- Document segment:
◆ ◆ ◆ ◆

At today’s House Financial Services Committee hearing Ron Paul asked Laurence Ball, Larry Meyer, Marvin Goodspeed and John Taylor about inflation, the government’s role in the value of money, and the Federal Reserve’s monetization of debt.
Location: House Financial Services Committee
Hearing: Unwinding Emergency Federal Reserve Liquidity Programs and Implications for Economic Recovery
Ron Paul: I have a comment for Professor Ball. First, because you made the statement that it would be a good thing to get a 4 percent inflation rate. That type of language happens to scare me a whole lot because I think it’s so detrimental and in many ways immoral because what you’re saying is, the purpose of the government is to depreciate the currency, depreciate the value of the money. And who suffers the most from that? Well, the poor people do because their prices go up. And the older people who are on retirements, they suffer a lot as well. The wealthy people seem to be able to handle inflationary problems a lot better than the average person and the characteristic of inflation is that you eventually wipe out the middle class. And quite frankly we do have a lot of inflation right now because there’s an inflationary factor in medical care. That’s the main complaint. Could you give me a brief answer on that if you like, because I want to ask Mr. Taylor a question as well.

◆ ◆ ◆ ◆

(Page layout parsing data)
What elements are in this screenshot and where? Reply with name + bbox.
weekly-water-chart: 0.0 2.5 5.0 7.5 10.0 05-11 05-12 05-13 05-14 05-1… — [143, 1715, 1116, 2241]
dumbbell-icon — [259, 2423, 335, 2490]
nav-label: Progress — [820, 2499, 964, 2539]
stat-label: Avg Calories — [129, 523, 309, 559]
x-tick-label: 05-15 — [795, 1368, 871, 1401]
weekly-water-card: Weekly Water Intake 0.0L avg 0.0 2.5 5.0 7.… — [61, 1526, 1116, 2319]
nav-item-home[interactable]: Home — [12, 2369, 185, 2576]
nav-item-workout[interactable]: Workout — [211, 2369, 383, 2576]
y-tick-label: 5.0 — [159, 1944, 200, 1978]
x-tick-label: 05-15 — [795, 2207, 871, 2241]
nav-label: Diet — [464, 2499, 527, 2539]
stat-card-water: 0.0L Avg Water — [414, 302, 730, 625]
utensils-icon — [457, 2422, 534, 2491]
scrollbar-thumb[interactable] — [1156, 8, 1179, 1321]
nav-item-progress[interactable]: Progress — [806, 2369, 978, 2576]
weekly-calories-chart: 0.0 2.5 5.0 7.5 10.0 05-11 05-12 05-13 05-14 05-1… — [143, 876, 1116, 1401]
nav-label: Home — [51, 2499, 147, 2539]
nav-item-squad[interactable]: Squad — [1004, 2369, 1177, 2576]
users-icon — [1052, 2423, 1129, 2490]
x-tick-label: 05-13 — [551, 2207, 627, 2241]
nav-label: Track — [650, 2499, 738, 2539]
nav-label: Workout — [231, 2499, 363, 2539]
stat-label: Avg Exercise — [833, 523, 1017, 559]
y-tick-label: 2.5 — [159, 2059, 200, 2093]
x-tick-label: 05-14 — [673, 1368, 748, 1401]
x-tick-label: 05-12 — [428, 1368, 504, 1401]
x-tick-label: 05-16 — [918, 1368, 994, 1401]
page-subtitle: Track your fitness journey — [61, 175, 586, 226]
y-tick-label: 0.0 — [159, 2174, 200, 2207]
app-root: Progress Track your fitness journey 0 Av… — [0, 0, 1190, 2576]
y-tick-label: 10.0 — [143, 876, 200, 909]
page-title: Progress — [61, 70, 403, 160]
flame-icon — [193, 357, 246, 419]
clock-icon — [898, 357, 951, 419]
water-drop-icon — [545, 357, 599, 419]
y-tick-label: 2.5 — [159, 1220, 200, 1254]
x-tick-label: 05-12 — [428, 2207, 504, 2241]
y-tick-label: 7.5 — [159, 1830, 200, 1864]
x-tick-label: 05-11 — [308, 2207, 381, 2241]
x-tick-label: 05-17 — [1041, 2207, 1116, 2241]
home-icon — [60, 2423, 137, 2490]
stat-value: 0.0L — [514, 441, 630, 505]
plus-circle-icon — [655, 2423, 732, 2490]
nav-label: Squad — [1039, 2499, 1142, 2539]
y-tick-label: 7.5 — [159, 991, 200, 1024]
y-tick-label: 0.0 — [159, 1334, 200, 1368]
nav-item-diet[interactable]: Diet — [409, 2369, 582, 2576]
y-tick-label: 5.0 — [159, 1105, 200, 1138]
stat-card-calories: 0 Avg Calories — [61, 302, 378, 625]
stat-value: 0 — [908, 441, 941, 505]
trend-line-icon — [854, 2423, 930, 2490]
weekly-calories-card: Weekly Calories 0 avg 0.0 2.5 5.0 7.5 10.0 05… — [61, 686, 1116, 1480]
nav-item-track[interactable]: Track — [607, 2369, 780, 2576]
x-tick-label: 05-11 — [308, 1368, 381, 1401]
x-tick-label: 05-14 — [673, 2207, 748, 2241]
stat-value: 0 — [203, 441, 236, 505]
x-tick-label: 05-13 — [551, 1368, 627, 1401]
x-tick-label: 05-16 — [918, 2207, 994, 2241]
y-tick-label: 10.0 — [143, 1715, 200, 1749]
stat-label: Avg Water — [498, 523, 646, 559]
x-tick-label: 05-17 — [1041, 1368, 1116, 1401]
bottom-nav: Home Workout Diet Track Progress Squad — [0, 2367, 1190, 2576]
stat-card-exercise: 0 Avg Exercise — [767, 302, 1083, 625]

◆ ◆ ◆ ◆

- Exercise aim: Resume the transcript of the House Financial Services Committee hearing on Federal Reserve liquidity programs, picking up directly after its final sentence.

- Response box:
Laurence Ball: Well there’s complicated issues. Briefly and very respectfully I disagree with what you’re saying. Research suggests that the effects of inflation are distributed fairly evenly across different income groups, whereas the effects of unemployment are very heavily concentrated on lower income people. And more generally I think just the costs to anybody of 3 or 4 percent inflation, there’s just been no documentation that they are important whereas it is pretty obvious how costly unemployment is.
Ron Paul: Thank you. For Professor Taylor, you have this exit rule. If the economy doesn’t get back to growth, matter of fact, stays where it is, or starts down again sharply like it might – some people suspect that the housing market is still in a major crisis – does your rule just not happen, does it not kick in? You don’t worry about reducing the balance sheet if the economy suddenly takes a downturn?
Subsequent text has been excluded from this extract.